Written problem> Filter the records for lines holding the string "Sample".

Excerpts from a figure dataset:
......

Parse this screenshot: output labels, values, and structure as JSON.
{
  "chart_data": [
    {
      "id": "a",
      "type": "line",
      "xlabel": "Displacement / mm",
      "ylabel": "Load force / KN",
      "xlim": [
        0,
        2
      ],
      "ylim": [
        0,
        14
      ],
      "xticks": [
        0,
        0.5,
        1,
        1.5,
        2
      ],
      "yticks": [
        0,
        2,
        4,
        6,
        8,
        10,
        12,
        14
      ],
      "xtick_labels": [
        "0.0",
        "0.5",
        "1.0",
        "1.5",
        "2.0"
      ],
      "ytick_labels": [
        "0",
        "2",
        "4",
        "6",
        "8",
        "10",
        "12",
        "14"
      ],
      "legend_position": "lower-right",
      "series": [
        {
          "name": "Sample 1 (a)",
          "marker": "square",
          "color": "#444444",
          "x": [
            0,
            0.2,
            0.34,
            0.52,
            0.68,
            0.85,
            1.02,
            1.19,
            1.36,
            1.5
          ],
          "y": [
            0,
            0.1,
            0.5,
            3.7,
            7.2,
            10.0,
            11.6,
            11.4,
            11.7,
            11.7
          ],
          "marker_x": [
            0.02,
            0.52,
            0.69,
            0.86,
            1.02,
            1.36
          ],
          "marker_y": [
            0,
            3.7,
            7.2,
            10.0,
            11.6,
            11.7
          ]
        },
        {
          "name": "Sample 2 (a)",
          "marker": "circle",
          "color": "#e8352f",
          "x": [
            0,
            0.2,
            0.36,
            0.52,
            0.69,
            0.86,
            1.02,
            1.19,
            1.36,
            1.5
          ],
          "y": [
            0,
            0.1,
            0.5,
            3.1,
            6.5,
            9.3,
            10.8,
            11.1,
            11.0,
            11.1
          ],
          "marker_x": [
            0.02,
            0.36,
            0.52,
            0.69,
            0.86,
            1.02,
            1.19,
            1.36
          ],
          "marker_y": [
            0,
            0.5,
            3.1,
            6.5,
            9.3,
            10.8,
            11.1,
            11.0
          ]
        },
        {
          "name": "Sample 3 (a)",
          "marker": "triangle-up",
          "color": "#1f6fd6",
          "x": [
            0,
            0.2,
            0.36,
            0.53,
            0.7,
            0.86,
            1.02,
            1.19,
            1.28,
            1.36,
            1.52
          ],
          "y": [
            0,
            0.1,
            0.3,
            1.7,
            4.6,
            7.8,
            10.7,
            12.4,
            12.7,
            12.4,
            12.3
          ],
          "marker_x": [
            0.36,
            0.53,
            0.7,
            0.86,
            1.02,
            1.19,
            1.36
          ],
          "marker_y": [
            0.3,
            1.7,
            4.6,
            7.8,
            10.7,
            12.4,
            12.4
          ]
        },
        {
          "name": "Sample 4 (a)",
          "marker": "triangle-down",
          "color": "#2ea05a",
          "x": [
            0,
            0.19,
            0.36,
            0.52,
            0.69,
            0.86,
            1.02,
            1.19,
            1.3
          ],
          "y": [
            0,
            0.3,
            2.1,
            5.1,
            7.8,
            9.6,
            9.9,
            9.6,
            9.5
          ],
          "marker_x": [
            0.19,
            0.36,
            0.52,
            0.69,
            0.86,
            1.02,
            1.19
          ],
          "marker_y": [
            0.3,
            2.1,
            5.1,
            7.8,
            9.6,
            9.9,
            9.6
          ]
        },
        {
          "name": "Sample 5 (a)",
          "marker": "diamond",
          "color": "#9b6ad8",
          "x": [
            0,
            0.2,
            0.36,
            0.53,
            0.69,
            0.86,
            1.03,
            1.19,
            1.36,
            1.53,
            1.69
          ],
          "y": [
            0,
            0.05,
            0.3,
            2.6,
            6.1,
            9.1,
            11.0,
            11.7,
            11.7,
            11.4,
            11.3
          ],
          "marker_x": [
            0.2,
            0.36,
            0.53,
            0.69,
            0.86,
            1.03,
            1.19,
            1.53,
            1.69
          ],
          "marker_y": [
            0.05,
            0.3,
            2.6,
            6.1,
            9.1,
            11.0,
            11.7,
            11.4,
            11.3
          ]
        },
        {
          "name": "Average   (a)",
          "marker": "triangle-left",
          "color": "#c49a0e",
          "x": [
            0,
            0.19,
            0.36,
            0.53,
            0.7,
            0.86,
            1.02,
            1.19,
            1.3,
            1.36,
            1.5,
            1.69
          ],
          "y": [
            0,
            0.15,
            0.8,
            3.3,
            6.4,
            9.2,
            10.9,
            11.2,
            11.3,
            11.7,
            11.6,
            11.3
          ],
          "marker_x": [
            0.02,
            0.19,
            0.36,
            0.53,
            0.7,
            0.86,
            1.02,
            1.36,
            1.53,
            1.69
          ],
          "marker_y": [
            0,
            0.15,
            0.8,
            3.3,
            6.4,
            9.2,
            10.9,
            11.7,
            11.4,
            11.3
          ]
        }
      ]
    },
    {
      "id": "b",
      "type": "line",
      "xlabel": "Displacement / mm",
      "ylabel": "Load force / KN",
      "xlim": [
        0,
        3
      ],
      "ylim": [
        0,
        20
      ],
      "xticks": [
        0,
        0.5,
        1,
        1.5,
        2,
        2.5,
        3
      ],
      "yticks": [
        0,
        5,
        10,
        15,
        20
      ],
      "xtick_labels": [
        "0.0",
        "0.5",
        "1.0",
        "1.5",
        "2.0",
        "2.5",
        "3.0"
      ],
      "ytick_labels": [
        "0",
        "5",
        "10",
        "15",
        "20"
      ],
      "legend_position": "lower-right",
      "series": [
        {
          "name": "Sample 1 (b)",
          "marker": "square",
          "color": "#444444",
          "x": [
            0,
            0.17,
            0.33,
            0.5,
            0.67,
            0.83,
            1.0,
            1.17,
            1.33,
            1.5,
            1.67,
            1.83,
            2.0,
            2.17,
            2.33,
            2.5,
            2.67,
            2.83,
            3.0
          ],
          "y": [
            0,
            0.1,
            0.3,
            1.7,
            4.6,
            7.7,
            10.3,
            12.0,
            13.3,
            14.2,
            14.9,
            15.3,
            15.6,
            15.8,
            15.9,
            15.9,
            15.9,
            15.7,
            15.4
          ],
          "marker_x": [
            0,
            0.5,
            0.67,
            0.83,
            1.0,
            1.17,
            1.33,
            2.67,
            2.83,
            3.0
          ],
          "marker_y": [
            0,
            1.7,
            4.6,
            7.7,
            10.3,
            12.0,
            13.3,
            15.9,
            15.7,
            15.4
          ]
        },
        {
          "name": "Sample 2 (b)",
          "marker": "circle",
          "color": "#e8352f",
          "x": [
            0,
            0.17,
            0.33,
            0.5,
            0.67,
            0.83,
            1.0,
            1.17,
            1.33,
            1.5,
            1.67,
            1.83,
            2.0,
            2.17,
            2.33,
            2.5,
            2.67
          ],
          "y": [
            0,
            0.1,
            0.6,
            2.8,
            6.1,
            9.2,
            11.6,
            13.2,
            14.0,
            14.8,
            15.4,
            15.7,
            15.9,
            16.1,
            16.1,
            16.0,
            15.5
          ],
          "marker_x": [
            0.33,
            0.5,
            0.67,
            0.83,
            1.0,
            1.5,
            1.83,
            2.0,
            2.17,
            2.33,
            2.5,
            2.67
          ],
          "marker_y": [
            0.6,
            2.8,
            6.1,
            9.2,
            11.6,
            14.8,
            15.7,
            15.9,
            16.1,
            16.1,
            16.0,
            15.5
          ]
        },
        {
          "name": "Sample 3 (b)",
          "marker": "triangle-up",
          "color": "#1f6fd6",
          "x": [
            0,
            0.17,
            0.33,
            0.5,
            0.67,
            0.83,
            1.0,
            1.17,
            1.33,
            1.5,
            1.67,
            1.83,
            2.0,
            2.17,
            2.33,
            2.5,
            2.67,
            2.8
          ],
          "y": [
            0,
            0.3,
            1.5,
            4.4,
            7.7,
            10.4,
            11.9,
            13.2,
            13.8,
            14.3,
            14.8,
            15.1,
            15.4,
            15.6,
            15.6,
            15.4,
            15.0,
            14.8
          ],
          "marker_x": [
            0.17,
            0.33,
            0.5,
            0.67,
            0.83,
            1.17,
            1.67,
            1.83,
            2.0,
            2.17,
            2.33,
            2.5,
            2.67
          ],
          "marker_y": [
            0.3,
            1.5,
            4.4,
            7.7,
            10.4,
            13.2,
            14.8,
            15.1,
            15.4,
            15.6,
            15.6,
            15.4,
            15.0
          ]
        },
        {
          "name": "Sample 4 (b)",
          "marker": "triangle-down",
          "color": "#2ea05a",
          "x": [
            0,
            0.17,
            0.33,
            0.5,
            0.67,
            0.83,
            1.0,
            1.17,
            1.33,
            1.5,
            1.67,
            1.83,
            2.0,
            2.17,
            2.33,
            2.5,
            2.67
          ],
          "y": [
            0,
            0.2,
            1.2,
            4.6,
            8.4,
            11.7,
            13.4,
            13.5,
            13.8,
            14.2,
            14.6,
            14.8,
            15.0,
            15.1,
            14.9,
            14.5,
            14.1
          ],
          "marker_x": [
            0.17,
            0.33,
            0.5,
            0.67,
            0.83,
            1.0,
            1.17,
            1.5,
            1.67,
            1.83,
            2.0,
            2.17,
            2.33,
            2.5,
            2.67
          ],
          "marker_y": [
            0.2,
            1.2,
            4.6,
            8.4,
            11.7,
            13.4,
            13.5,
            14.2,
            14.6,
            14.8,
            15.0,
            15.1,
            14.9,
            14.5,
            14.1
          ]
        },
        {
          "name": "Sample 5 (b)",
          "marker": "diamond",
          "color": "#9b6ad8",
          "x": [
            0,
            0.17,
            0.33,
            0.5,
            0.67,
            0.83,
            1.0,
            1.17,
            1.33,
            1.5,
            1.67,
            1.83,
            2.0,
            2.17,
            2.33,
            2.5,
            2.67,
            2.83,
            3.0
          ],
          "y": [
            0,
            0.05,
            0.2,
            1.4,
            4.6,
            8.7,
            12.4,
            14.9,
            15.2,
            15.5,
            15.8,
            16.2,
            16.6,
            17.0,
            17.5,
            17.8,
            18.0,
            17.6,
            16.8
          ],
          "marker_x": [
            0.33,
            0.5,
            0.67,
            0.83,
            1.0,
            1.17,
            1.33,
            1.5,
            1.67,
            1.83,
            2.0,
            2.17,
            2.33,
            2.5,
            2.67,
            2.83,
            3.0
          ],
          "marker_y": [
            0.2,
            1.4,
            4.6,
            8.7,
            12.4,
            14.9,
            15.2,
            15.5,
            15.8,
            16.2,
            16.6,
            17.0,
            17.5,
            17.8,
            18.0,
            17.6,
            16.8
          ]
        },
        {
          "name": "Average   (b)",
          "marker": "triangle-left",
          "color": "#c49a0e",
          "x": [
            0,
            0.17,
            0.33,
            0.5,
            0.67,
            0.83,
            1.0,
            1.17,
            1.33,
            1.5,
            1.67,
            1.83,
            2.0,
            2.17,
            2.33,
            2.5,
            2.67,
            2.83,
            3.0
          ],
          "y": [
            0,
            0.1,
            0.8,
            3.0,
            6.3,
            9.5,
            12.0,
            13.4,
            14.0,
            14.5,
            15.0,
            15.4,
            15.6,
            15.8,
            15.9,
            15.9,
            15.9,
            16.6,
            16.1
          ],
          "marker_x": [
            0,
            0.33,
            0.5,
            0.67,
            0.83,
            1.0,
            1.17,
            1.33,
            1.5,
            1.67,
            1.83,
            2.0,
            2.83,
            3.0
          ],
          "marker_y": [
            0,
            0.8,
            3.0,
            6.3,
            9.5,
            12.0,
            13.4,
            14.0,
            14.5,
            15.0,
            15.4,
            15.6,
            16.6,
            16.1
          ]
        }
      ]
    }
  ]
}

......

Exercise answer>
          "name": "Sample 1 (a)",
          "name": "Sample 2 (a)",
          "name": "Sample 3 (a)",
          "name": "Sample 4 (a)",
          "name": "Sample 5 (a)",
          "name": "Sample 1 (b)",
          "name": "Sample 2 (b)",
          "name": "Sample 3 (b)",
          "name": "Sample 4 (b)",
          "name": "Sample 5 (b)",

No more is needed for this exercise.